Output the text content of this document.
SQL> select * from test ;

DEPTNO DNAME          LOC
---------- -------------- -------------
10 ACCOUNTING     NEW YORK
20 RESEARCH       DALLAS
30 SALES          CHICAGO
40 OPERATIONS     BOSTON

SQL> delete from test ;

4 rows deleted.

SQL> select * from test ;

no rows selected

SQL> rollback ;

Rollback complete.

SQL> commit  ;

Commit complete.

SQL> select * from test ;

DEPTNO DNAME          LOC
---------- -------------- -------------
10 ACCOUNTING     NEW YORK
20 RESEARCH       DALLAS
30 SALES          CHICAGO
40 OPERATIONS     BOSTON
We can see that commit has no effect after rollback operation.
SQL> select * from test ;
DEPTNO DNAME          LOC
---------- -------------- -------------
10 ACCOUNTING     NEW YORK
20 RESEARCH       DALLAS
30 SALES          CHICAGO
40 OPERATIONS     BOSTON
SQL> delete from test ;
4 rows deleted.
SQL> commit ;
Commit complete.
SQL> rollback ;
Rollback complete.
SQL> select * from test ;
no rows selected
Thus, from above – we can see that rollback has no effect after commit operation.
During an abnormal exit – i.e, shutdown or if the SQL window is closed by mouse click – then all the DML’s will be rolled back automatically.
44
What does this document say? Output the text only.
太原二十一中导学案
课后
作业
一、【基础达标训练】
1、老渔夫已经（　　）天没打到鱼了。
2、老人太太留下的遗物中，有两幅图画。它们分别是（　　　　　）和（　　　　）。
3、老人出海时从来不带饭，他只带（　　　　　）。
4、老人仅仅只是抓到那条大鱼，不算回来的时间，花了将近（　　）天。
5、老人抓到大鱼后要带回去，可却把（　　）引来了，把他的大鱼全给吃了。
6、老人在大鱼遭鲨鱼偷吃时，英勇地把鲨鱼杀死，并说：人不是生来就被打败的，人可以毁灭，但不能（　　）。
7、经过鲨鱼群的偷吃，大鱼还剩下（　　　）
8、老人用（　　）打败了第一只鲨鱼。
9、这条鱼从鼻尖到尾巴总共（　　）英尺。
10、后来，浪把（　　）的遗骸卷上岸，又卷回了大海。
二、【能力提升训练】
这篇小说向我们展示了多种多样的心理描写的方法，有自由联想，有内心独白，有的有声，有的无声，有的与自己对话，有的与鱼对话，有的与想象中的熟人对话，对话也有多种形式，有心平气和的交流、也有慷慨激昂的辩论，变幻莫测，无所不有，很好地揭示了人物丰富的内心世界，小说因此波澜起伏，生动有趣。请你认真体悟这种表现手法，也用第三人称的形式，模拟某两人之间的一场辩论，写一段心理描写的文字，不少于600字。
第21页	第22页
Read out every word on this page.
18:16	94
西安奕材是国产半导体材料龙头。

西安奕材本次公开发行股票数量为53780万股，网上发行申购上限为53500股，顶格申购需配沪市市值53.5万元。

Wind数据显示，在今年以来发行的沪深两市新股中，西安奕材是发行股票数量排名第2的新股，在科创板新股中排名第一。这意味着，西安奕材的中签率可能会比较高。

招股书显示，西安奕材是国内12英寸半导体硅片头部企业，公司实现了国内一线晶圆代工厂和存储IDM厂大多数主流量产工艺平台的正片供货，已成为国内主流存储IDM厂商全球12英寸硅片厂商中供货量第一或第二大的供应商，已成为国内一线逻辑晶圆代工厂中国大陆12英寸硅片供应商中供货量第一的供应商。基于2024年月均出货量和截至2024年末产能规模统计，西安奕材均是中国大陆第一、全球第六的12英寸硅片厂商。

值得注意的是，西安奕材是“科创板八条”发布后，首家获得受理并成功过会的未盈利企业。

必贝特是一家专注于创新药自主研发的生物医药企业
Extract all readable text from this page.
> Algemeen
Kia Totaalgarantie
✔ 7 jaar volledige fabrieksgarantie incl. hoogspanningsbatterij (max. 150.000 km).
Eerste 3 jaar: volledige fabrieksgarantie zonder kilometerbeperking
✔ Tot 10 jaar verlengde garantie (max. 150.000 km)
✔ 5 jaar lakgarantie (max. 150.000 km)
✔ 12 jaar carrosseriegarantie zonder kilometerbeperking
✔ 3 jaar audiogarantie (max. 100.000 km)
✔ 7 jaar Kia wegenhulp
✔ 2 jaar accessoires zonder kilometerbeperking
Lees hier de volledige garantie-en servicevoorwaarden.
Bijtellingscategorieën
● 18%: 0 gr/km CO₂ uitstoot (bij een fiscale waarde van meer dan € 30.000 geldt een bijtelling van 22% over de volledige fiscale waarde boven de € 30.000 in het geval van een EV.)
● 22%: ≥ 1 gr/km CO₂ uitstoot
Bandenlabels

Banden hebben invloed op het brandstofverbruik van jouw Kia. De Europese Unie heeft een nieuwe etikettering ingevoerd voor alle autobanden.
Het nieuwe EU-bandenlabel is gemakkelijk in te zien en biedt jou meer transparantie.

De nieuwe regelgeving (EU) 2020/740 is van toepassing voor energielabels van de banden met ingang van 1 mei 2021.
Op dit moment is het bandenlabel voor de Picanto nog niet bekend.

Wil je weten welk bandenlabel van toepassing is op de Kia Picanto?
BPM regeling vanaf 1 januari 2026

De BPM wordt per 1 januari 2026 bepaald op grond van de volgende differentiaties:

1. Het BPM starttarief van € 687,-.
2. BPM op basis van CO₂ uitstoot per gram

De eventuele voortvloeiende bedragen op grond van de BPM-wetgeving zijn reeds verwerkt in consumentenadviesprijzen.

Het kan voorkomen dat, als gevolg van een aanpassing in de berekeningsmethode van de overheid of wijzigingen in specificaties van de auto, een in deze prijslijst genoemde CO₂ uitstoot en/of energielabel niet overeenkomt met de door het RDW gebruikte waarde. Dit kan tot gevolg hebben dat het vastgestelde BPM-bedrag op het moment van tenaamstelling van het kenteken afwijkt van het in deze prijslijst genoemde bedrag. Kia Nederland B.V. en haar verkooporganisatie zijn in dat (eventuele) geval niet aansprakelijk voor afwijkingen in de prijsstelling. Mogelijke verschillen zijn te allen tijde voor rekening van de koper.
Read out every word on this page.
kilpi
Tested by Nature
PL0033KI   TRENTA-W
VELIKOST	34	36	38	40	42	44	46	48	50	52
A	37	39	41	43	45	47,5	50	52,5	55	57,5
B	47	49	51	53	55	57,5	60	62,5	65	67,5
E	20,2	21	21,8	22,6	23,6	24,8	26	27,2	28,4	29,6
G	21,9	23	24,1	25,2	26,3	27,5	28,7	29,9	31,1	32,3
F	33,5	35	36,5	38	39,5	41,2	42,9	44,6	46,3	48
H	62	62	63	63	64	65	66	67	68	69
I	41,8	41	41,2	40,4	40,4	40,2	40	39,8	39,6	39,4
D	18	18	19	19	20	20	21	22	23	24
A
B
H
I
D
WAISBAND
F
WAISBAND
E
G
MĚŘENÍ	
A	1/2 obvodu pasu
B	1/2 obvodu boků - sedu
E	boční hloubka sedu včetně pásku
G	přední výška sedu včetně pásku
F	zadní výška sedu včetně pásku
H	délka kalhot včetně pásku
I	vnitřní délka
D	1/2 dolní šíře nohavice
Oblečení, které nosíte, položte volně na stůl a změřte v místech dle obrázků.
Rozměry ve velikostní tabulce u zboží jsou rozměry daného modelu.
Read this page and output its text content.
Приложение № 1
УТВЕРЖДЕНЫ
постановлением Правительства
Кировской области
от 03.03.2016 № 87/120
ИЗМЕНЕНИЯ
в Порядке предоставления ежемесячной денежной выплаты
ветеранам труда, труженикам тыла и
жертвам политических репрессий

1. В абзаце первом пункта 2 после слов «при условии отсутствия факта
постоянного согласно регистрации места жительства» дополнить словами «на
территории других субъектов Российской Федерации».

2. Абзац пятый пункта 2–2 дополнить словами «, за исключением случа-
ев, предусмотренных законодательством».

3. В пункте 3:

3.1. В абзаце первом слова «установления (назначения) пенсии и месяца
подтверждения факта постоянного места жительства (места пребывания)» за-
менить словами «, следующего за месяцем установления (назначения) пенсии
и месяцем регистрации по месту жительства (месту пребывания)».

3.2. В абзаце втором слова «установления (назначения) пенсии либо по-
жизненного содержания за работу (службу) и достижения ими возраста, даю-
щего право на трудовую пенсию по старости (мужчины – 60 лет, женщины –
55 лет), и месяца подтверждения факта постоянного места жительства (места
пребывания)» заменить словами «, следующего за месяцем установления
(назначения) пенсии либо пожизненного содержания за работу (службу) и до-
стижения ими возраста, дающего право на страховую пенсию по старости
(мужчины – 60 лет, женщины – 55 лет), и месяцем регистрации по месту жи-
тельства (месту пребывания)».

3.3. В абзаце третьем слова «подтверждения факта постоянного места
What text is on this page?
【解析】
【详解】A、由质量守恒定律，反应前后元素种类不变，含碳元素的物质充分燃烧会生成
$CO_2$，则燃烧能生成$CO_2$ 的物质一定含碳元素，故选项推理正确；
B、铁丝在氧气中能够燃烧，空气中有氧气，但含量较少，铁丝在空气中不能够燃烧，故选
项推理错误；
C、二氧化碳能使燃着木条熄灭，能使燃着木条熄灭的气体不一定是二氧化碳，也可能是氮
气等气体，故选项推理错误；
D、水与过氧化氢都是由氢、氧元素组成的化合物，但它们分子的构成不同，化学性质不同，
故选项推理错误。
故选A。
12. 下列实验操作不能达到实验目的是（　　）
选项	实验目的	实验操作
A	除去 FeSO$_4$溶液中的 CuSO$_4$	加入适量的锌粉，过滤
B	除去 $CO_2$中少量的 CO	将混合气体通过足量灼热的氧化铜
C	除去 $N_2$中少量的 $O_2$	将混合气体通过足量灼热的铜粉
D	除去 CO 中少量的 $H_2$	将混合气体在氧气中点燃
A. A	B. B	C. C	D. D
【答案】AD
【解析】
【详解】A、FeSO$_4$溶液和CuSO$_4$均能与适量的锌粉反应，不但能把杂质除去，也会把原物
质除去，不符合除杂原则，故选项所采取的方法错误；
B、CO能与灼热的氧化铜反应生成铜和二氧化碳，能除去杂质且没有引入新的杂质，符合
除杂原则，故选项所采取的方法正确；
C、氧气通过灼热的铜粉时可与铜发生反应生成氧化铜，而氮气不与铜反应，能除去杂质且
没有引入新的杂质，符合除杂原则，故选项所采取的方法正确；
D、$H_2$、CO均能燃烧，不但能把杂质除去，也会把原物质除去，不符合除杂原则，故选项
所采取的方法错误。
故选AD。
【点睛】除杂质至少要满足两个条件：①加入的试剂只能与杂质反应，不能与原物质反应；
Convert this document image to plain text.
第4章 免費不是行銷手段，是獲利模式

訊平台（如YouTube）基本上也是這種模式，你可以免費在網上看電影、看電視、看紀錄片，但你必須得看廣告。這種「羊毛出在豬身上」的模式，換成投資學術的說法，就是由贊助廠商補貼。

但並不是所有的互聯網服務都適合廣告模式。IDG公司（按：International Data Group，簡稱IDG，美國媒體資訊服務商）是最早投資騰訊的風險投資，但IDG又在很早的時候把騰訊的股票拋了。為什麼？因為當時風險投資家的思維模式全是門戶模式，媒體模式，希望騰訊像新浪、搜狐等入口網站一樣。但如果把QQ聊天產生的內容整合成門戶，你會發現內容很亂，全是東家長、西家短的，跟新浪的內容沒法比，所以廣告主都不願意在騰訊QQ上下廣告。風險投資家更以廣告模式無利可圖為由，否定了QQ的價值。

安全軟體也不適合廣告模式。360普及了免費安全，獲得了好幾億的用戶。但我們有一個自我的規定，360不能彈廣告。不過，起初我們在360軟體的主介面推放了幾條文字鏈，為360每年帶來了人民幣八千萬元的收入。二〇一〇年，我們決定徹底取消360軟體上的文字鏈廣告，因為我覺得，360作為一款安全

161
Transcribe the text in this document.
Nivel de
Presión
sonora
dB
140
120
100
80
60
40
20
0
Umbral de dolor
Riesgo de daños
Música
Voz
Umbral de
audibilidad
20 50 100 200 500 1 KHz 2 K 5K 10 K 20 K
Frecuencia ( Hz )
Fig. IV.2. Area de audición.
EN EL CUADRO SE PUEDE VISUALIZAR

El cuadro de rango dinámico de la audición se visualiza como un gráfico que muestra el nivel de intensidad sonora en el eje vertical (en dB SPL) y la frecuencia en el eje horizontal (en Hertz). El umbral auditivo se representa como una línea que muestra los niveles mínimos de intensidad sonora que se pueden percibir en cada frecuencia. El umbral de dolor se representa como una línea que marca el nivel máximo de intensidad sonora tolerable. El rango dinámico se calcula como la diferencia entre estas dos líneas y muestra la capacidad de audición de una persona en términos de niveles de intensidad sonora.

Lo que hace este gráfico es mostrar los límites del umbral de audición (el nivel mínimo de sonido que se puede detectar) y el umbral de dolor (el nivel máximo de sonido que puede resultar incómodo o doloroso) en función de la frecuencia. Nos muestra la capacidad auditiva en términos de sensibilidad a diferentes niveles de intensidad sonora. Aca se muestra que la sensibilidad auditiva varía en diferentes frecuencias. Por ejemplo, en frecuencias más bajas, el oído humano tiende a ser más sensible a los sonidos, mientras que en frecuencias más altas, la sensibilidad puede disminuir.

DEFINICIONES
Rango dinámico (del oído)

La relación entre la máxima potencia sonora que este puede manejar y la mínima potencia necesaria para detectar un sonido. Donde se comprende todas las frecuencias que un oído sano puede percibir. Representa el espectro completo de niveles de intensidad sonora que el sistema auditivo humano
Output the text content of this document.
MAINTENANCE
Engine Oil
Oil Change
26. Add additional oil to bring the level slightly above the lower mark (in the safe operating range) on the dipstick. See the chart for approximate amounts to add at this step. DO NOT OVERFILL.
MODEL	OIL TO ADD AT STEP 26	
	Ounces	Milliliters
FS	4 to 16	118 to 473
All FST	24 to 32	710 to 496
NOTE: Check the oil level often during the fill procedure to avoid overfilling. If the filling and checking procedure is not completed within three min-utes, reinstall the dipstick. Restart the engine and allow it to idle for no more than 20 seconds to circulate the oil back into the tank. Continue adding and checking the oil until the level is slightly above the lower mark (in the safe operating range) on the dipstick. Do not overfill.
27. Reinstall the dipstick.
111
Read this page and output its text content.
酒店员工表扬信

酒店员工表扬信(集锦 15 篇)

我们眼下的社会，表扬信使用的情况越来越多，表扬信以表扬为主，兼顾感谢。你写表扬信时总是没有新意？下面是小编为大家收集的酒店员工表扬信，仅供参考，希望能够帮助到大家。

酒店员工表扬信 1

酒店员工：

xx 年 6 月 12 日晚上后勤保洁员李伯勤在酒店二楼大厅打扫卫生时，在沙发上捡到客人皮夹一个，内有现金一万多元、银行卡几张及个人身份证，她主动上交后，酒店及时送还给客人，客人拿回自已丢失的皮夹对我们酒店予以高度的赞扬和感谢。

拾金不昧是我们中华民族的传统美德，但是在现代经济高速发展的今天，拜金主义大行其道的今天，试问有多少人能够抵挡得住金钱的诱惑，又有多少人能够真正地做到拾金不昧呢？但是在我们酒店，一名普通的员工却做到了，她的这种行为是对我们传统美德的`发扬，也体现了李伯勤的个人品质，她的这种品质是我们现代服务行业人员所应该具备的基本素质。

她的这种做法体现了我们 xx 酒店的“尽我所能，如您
....................
▶ SHORT EXERCISE
Gather up every line from the listing above in which the word "不但能把杂质除去" occurs.

▶ CORRECT RESULT
【详解】A、FeSO$_4$溶液和CuSO$_4$均能与适量的锌粉反应，不但能把杂质除去，也会把原物
D、$H_2$、CO均能燃烧，不但能把杂质除去，也会把原物质除去，不符合除杂原则，故选项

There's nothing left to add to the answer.